— start DATASET EXCERPTS —

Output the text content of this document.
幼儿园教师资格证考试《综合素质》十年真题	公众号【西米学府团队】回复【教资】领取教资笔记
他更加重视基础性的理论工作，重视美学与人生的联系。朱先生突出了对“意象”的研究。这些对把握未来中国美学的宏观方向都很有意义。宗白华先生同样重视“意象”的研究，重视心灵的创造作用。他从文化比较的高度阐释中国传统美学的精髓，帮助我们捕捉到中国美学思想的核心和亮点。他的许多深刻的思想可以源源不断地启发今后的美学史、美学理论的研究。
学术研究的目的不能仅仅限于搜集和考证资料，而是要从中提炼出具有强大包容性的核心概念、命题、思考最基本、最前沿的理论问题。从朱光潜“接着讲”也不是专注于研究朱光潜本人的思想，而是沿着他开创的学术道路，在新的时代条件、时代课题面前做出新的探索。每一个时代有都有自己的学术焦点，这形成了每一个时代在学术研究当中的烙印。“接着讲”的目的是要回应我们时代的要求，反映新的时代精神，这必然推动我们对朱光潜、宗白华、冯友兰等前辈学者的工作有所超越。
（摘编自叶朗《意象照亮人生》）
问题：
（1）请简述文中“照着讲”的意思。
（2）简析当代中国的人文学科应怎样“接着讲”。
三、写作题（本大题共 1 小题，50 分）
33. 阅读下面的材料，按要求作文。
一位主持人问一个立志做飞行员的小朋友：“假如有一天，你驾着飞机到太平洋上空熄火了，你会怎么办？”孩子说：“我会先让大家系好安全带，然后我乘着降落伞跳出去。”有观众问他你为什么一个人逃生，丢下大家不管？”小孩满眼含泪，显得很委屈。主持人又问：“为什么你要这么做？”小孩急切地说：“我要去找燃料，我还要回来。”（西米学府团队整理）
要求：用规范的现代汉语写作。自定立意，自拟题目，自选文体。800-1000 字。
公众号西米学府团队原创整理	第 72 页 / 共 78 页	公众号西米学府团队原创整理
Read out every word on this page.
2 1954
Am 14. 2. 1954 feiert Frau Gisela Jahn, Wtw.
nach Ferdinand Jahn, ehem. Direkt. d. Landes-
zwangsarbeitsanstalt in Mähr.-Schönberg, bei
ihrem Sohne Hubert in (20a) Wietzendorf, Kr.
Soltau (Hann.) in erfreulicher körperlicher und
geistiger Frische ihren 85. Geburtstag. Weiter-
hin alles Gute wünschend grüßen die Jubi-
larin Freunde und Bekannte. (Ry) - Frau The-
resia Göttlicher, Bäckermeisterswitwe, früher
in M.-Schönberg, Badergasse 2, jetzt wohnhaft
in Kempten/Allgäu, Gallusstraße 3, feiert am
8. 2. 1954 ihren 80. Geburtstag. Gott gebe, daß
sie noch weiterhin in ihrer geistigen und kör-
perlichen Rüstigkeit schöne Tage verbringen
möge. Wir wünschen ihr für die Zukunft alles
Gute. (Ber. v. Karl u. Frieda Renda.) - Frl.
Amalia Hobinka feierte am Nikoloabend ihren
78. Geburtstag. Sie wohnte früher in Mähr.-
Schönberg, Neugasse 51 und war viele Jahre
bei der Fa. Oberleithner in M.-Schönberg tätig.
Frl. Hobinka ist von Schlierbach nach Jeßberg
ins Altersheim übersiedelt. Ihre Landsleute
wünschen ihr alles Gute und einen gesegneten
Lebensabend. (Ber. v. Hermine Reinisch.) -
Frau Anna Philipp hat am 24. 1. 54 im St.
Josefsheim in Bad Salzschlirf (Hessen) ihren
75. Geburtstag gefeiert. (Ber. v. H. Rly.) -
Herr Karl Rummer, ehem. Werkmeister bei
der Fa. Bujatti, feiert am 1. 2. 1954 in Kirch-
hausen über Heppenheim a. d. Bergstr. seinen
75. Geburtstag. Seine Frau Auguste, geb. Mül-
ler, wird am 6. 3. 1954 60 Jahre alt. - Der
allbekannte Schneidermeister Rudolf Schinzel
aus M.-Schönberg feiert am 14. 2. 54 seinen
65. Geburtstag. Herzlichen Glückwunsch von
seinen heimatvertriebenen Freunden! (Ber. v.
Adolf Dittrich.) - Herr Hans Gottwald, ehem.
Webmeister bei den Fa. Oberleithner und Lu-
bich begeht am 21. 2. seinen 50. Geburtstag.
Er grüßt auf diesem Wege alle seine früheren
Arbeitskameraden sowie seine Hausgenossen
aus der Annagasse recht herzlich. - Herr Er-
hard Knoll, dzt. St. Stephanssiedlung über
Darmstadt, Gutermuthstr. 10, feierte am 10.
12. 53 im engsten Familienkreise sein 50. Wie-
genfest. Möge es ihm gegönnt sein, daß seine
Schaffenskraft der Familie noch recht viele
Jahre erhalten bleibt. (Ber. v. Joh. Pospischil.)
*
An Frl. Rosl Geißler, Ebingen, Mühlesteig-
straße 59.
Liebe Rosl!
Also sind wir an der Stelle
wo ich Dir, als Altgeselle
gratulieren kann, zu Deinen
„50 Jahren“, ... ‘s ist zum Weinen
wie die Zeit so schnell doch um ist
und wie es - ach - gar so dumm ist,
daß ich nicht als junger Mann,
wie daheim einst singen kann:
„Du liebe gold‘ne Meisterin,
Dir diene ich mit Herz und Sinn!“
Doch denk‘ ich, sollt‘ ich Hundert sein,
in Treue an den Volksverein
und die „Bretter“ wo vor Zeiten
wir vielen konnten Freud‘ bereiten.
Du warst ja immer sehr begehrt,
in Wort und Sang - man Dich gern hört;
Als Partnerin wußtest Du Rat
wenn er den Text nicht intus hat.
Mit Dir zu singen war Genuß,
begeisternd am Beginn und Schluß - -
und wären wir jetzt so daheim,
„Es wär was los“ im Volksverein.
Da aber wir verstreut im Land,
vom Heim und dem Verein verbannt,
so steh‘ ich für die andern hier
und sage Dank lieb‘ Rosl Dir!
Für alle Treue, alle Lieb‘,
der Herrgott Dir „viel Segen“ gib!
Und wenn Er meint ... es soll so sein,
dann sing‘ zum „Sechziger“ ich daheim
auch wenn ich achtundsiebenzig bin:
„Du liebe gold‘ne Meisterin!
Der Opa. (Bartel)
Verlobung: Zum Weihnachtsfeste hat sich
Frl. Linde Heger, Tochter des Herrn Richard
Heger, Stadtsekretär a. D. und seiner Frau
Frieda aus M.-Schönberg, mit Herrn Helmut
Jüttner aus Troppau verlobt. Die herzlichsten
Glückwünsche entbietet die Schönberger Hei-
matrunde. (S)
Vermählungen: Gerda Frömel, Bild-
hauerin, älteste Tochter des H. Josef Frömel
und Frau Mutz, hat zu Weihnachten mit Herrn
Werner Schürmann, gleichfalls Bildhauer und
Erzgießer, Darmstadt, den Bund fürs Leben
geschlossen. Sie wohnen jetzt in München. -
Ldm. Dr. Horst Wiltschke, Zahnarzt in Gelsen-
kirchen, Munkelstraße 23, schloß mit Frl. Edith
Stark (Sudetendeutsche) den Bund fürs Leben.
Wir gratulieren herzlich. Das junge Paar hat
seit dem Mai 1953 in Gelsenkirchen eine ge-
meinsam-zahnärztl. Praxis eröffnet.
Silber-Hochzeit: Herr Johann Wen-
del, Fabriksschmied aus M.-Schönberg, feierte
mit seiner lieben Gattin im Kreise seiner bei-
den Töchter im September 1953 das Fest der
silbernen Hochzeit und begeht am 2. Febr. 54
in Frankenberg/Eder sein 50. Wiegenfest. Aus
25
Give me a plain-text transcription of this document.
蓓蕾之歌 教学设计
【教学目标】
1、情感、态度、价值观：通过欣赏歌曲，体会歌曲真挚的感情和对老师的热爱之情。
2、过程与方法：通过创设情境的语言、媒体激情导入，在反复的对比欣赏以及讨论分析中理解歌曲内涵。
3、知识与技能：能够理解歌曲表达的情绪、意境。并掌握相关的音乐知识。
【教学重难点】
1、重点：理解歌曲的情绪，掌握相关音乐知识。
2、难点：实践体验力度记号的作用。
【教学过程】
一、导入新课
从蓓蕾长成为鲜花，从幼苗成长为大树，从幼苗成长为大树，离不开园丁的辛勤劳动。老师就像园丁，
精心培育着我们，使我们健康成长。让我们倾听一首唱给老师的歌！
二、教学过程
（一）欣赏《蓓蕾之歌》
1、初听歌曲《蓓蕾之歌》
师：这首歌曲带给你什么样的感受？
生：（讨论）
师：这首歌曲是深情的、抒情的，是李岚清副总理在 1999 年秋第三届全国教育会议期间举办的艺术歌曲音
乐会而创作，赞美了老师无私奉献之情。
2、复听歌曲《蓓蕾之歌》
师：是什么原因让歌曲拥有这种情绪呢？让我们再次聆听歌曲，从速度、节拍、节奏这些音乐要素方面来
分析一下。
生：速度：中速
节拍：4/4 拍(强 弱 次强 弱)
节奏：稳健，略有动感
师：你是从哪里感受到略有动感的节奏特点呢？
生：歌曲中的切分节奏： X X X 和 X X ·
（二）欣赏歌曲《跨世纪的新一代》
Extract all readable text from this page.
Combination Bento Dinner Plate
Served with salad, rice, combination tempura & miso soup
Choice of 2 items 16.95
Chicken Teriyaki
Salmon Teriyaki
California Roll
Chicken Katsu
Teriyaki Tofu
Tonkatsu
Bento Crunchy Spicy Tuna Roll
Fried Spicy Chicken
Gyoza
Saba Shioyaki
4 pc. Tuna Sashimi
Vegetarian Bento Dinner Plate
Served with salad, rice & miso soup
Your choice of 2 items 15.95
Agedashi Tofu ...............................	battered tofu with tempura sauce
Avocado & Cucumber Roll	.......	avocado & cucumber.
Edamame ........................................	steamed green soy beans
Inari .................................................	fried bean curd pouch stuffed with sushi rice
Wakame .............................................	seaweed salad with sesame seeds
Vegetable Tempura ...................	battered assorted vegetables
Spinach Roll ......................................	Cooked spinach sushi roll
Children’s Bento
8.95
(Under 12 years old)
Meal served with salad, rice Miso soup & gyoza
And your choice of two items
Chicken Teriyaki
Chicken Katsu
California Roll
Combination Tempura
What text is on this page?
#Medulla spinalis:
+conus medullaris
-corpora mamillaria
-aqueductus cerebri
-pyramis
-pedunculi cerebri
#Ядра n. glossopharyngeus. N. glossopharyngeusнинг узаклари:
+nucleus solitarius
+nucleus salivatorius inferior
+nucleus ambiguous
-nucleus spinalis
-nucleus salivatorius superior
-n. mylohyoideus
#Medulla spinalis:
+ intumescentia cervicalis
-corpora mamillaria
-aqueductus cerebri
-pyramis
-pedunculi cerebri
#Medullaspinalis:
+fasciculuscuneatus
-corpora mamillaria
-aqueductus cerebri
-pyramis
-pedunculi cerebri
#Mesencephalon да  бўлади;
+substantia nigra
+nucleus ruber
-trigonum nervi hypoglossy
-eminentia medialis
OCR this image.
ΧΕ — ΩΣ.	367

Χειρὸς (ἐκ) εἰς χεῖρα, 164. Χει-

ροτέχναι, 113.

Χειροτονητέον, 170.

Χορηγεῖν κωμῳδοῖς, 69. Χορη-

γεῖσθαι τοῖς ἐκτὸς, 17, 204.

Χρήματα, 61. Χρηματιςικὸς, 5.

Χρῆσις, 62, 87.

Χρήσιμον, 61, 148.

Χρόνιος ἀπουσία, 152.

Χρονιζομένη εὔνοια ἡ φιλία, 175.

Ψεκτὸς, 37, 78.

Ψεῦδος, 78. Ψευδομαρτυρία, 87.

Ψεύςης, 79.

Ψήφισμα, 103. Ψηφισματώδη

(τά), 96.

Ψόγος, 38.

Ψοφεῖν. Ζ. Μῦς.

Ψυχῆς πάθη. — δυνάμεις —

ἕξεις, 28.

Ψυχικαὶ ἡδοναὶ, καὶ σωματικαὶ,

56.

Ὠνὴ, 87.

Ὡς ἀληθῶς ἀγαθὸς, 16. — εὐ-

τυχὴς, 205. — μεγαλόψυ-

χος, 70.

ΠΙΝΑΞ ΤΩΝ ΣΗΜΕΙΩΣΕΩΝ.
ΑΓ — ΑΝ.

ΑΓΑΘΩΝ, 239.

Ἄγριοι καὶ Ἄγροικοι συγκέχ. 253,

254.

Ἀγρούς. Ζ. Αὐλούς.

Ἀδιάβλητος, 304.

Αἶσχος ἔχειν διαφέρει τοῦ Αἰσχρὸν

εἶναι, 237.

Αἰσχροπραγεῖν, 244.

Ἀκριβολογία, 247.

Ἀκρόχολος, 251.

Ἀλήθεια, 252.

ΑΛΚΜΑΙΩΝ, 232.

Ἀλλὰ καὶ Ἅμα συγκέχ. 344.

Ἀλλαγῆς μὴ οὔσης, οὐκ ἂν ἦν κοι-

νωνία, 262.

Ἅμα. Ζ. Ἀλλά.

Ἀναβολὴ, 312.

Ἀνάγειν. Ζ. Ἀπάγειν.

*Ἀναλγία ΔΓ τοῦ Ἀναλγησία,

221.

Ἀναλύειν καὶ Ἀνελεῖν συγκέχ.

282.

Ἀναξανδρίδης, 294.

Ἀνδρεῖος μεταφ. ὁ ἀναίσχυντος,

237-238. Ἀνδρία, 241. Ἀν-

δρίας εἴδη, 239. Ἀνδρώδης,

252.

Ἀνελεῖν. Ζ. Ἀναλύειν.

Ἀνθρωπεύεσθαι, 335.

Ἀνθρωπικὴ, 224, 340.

— end DATASET EXCERPTS —

YOUR TASK = Identify and extract each line of the listing that contains "Jahn".

RESULT =
Am 14. 2. 1954 feiert Frau Gisela Jahn, Wtw.
nach Ferdinand Jahn, ehem. Direkt. d. Landes-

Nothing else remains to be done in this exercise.